(Stored dataset items)

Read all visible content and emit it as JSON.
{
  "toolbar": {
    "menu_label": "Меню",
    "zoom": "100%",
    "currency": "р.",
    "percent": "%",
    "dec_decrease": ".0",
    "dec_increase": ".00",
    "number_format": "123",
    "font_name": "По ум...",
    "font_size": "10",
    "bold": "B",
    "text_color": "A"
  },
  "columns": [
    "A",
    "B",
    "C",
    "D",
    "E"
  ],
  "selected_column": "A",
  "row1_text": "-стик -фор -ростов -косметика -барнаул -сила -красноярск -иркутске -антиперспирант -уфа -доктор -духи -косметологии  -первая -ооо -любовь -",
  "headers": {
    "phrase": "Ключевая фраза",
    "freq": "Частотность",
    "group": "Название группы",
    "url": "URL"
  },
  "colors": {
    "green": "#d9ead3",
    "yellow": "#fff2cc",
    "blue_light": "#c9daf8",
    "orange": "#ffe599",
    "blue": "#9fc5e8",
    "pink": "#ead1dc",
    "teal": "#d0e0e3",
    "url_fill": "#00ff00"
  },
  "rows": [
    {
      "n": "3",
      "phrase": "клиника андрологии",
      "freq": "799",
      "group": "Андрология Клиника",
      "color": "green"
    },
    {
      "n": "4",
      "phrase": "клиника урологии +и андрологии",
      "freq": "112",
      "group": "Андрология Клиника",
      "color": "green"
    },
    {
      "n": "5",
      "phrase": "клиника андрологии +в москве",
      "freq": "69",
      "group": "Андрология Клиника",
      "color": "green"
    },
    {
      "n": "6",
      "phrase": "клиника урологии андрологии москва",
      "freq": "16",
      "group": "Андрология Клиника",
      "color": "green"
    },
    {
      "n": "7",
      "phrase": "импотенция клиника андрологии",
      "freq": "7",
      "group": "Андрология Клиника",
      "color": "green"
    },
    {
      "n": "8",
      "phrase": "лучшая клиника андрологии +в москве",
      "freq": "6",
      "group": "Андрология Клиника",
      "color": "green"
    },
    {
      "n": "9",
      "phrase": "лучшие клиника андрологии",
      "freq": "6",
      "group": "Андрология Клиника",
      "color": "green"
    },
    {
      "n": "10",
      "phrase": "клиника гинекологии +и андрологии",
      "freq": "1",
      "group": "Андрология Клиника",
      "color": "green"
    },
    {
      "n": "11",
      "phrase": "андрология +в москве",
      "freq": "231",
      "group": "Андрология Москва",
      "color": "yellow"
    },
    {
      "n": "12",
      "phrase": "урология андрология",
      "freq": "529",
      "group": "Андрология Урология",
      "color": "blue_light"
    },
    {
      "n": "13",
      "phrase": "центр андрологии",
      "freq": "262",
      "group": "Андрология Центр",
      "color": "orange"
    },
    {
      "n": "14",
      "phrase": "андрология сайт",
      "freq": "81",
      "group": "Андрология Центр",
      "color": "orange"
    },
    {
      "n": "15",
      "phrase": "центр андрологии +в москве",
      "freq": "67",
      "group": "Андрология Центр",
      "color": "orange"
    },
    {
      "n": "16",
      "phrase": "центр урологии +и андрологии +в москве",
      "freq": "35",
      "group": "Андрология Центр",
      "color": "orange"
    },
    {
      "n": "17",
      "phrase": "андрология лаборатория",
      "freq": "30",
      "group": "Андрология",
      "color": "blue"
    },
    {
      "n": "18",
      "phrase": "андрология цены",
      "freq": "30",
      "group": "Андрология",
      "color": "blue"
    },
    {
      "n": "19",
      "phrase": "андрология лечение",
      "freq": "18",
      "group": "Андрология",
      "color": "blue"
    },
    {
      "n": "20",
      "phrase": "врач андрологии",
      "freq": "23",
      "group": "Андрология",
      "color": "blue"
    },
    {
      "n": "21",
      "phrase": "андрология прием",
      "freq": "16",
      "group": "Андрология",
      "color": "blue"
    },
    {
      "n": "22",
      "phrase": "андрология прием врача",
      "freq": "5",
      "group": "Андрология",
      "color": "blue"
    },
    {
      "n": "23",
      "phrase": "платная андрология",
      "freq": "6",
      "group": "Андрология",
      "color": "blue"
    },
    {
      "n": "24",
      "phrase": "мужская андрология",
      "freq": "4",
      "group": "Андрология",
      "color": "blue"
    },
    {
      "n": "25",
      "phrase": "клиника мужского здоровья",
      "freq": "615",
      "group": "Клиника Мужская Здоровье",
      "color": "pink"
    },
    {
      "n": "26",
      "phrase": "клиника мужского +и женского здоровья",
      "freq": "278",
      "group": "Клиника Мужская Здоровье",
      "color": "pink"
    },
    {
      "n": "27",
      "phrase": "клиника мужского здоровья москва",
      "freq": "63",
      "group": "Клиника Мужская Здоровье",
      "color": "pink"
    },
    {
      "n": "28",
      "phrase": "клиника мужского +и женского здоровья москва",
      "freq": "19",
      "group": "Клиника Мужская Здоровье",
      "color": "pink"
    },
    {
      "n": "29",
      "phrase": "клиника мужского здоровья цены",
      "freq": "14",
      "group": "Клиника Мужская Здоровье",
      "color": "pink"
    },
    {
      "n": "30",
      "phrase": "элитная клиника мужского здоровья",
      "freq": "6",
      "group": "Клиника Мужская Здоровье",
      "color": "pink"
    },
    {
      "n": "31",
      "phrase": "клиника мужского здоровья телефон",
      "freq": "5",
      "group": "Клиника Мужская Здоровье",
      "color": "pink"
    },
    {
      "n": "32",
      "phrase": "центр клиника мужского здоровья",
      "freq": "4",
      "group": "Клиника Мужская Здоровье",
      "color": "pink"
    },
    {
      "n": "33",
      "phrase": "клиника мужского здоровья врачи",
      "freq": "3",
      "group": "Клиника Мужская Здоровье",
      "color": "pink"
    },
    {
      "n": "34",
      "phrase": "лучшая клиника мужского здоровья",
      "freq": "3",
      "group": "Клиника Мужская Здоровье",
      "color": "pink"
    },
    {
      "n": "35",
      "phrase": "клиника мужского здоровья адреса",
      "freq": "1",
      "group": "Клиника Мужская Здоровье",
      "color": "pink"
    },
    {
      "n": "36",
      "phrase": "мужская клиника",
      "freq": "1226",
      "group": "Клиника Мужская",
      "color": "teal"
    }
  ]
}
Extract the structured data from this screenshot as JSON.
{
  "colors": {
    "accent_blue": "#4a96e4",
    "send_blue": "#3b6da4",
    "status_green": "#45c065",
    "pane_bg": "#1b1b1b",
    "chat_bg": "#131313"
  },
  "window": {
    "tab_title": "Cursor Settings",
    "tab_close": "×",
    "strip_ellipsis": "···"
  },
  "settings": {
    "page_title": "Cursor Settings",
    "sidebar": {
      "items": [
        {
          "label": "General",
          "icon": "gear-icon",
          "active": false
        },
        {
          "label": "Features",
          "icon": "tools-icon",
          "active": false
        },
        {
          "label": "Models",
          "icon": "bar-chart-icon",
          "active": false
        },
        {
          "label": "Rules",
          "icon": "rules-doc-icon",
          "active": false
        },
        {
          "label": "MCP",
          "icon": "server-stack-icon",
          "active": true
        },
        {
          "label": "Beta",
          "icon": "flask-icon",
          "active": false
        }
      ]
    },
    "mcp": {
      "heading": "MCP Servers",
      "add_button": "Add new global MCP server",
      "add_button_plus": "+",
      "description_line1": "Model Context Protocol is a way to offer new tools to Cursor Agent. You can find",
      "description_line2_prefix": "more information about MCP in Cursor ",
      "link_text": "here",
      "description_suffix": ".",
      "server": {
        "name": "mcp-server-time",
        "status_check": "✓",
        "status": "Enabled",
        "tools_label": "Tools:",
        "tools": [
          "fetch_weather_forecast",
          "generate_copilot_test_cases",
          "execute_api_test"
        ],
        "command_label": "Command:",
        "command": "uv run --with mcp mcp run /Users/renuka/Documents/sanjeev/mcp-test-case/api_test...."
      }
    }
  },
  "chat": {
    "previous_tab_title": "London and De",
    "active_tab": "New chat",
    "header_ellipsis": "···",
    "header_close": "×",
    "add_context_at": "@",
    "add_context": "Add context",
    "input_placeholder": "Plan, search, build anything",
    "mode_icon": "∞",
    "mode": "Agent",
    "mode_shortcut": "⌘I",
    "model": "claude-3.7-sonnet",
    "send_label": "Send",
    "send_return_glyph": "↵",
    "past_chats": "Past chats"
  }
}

**The task:**
Only the number is wanted: how many lines above include the word "цены"?

**Exercise response:**
2